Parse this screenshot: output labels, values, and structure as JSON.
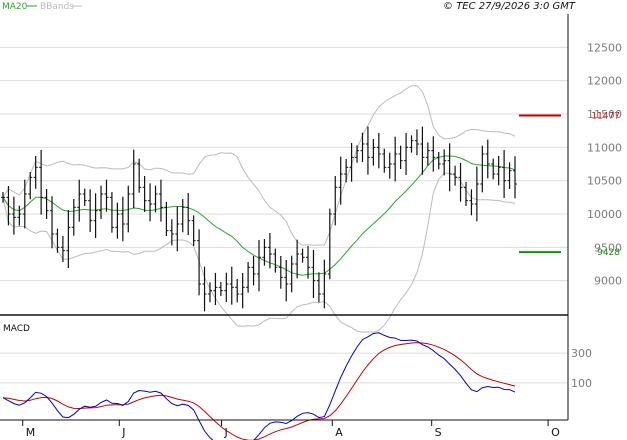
{
  "header": {
    "legend": [
      {
        "label": "MA20",
        "color": "#22aa22"
      },
      {
        "label": "BBands",
        "color": "#bbbbbb"
      }
    ],
    "copyright": "© TEC 27/9/2026 3:0 GMT"
  },
  "chart_data": [
    {
      "type": "ohlc",
      "panel": "price",
      "y_ticks": [
        9000,
        9500,
        10000,
        10500,
        11000,
        11500,
        12000,
        12500
      ],
      "y_tick_labels": [
        "9000",
        "9500",
        "10000",
        "10500",
        "11000",
        "11500",
        "12000",
        "12500"
      ],
      "ylim": [
        8500,
        13000
      ],
      "x_labels": [
        "M",
        "J",
        "J",
        "A",
        "S",
        "O"
      ],
      "grid": true,
      "markers": [
        {
          "label": "11477",
          "value": 11477,
          "color": "#cc0000"
        },
        {
          "label": "9428",
          "value": 9428,
          "color": "#009900"
        }
      ],
      "closes": [
        10250,
        10000,
        9950,
        10000,
        10300,
        10550,
        10700,
        10250,
        10050,
        9700,
        9500,
        9450,
        9800,
        10100,
        10300,
        10200,
        9900,
        10050,
        10300,
        10250,
        9800,
        10000,
        9850,
        10300,
        10750,
        10400,
        10200,
        10150,
        10300,
        10100,
        9750,
        9700,
        9850,
        10100,
        9900,
        9600,
        8950,
        8800,
        8850,
        8900,
        8850,
        8950,
        8900,
        8800,
        8900,
        9200,
        9100,
        9350,
        9500,
        9400,
        9200,
        9050,
        8950,
        9250,
        9400,
        9350,
        9200,
        9000,
        8800,
        9100,
        10000,
        10400,
        10600,
        10700,
        10850,
        10950,
        11050,
        10850,
        11000,
        10900,
        10700,
        10750,
        10900,
        10800,
        11000,
        11100,
        11050,
        10850,
        10950,
        10850,
        10750,
        10800,
        10600,
        10550,
        10400,
        10200,
        10150,
        10450,
        10900,
        10750,
        10600,
        10700,
        10500,
        10650,
        10450
      ],
      "series": [
        {
          "name": "MA20",
          "color": "#22aa22",
          "role": "moving-average-20"
        },
        {
          "name": "BBands",
          "color": "#bbbbbb",
          "role": "bollinger-bands"
        }
      ]
    },
    {
      "type": "line",
      "panel": "indicator",
      "title": "MACD",
      "y_ticks": [
        100,
        300
      ],
      "y_tick_labels": [
        "100",
        "300"
      ],
      "ylim": [
        -150,
        550
      ],
      "grid": true,
      "series": [
        {
          "color": "#0000cc",
          "role": "macd"
        },
        {
          "color": "#cc0000",
          "role": "signal"
        }
      ]
    }
  ]
}
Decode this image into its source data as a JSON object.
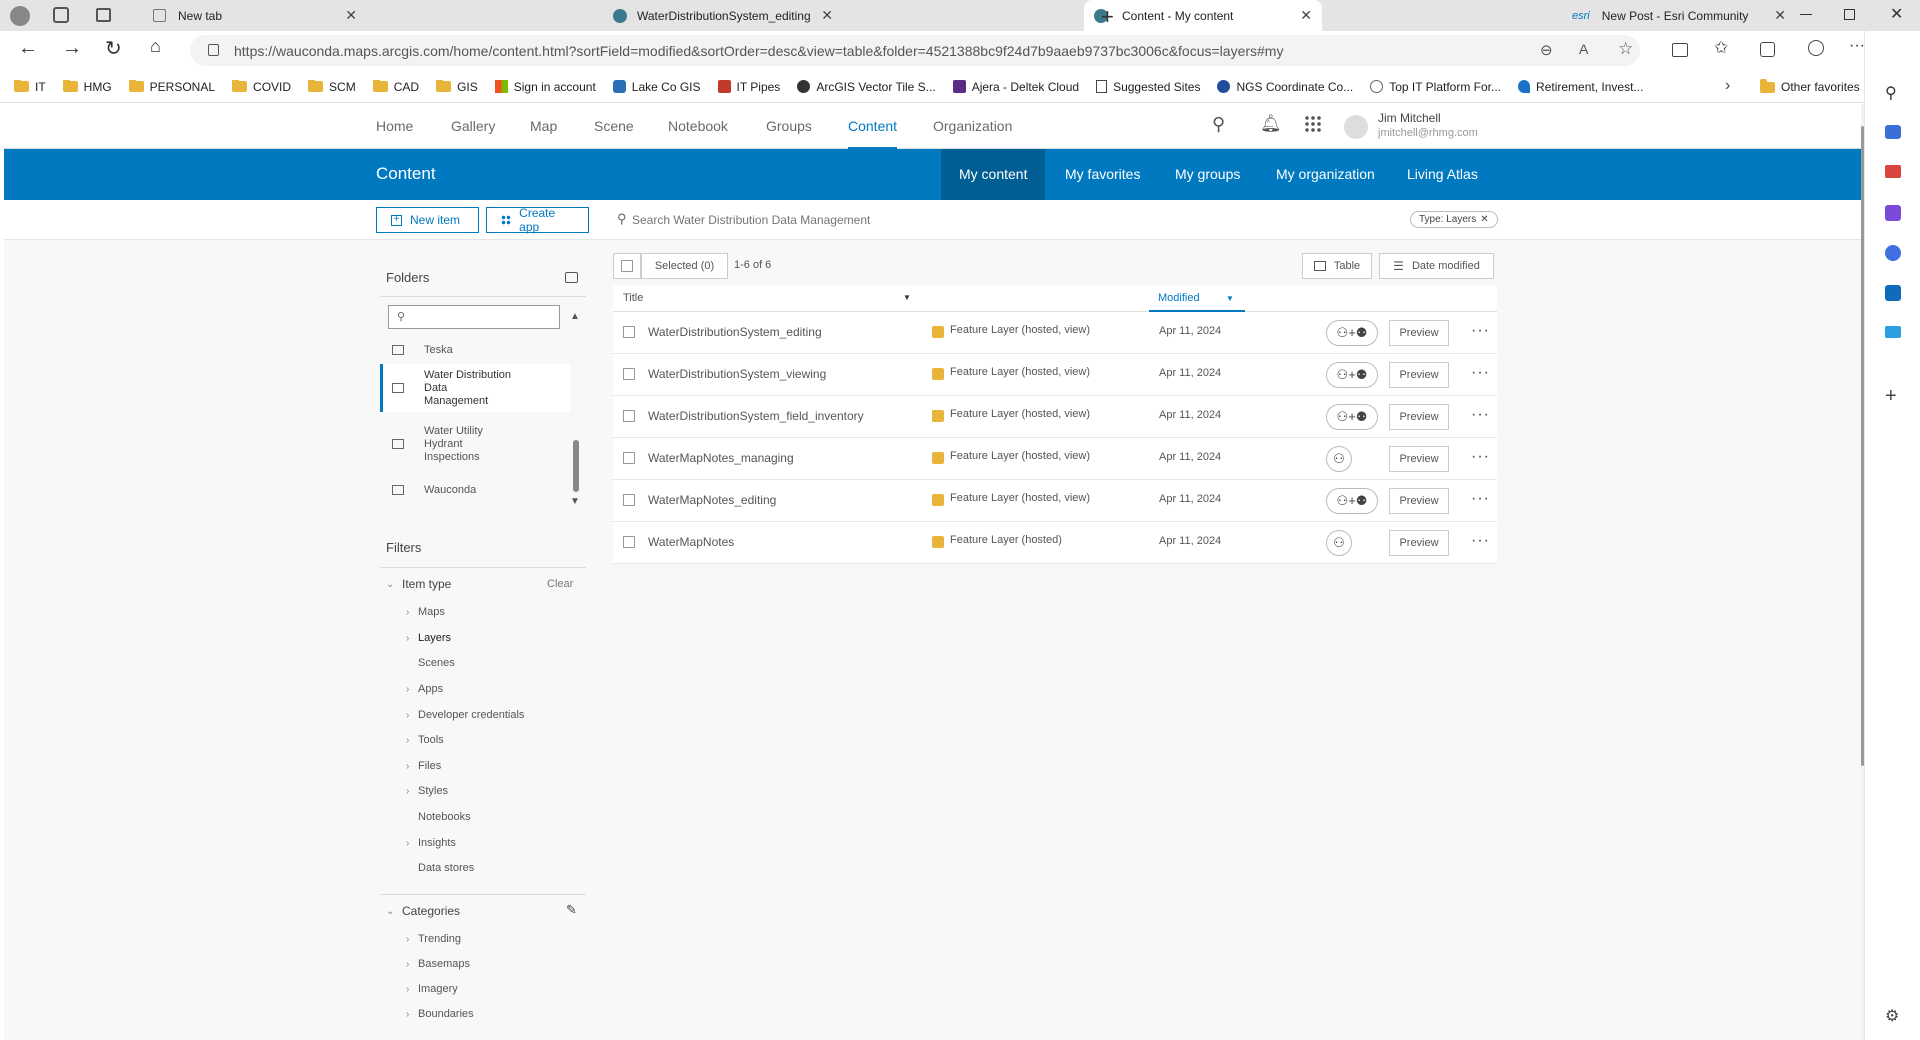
{
  "browser": {
    "tabs": [
      {
        "title": "New tab"
      },
      {
        "title": "WaterDistributionSystem_editing"
      },
      {
        "title": "Content - My content"
      },
      {
        "title": "New Post - Esri Community",
        "prefix": "esri"
      }
    ],
    "url": "https://wauconda.maps.arcgis.com/home/content.html?sortField=modified&sortOrder=desc&view=table&folder=4521388bc9f24d7b9aaeb9737bc3006c&focus=layers#my",
    "bookmarks": [
      "IT",
      "HMG",
      "PERSONAL",
      "COVID",
      "SCM",
      "CAD",
      "GIS",
      "Sign in account",
      "Lake Co GIS",
      "IT Pipes",
      "ArcGIS Vector Tile S...",
      "Ajera - Deltek Cloud",
      "Suggested Sites",
      "NGS Coordinate Co...",
      "Top IT Platform For...",
      "Retirement, Invest..."
    ],
    "other_favorites": "Other favorites"
  },
  "nav": {
    "items": [
      "Home",
      "Gallery",
      "Map",
      "Scene",
      "Notebook",
      "Groups",
      "Content",
      "Organization"
    ],
    "user_name": "Jim Mitchell",
    "user_email": "jmitchell@rhmg.com"
  },
  "content_bar": {
    "title": "Content",
    "tabs": [
      "My content",
      "My favorites",
      "My groups",
      "My organization",
      "Living Atlas"
    ]
  },
  "toolbar": {
    "new_item": "New item",
    "create_app": "Create app",
    "search_placeholder": "Search Water Distribution Data Management",
    "filter_chip": "Type: Layers"
  },
  "folders": {
    "heading": "Folders",
    "items": [
      {
        "name": "Teska"
      },
      {
        "name": "Water Distribution Data Management"
      },
      {
        "name": "Water Utility Hydrant Inspections"
      },
      {
        "name": "Wauconda"
      }
    ]
  },
  "filters": {
    "heading": "Filters",
    "item_type": "Item type",
    "clear": "Clear",
    "types": [
      "Maps",
      "Layers",
      "Scenes",
      "Apps",
      "Developer credentials",
      "Tools",
      "Files",
      "Styles",
      "Notebooks",
      "Insights",
      "Data stores"
    ],
    "categories_heading": "Categories",
    "categories": [
      "Trending",
      "Basemaps",
      "Imagery",
      "Boundaries"
    ]
  },
  "table": {
    "selected": "Selected (0)",
    "count": "1-6 of 6",
    "view_label": "Table",
    "sort_label": "Date modified",
    "col_title": "Title",
    "col_modified": "Modified",
    "preview_label": "Preview",
    "rows": [
      {
        "title": "WaterDistributionSystem_editing",
        "type": "Feature Layer (hosted, view)",
        "modified": "Apr 11, 2024"
      },
      {
        "title": "WaterDistributionSystem_viewing",
        "type": "Feature Layer (hosted, view)",
        "modified": "Apr 11, 2024"
      },
      {
        "title": "WaterDistributionSystem_field_inventory",
        "type": "Feature Layer (hosted, view)",
        "modified": "Apr 11, 2024"
      },
      {
        "title": "WaterMapNotes_managing",
        "type": "Feature Layer (hosted, view)",
        "modified": "Apr 11, 2024"
      },
      {
        "title": "WaterMapNotes_editing",
        "type": "Feature Layer (hosted, view)",
        "modified": "Apr 11, 2024"
      },
      {
        "title": "WaterMapNotes",
        "type": "Feature Layer (hosted)",
        "modified": "Apr 11, 2024"
      }
    ]
  },
  "colors": {
    "brand_blue": "#0079c1",
    "active_blue": "#005e95"
  }
}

• [Set exercise]:
Select and copy every line of the listing with the word "role".

• [Problem solution]:
          "role": "moving-average-20"
          "role": "bollinger-bands"
          "role": "macd"
          "role": "signal"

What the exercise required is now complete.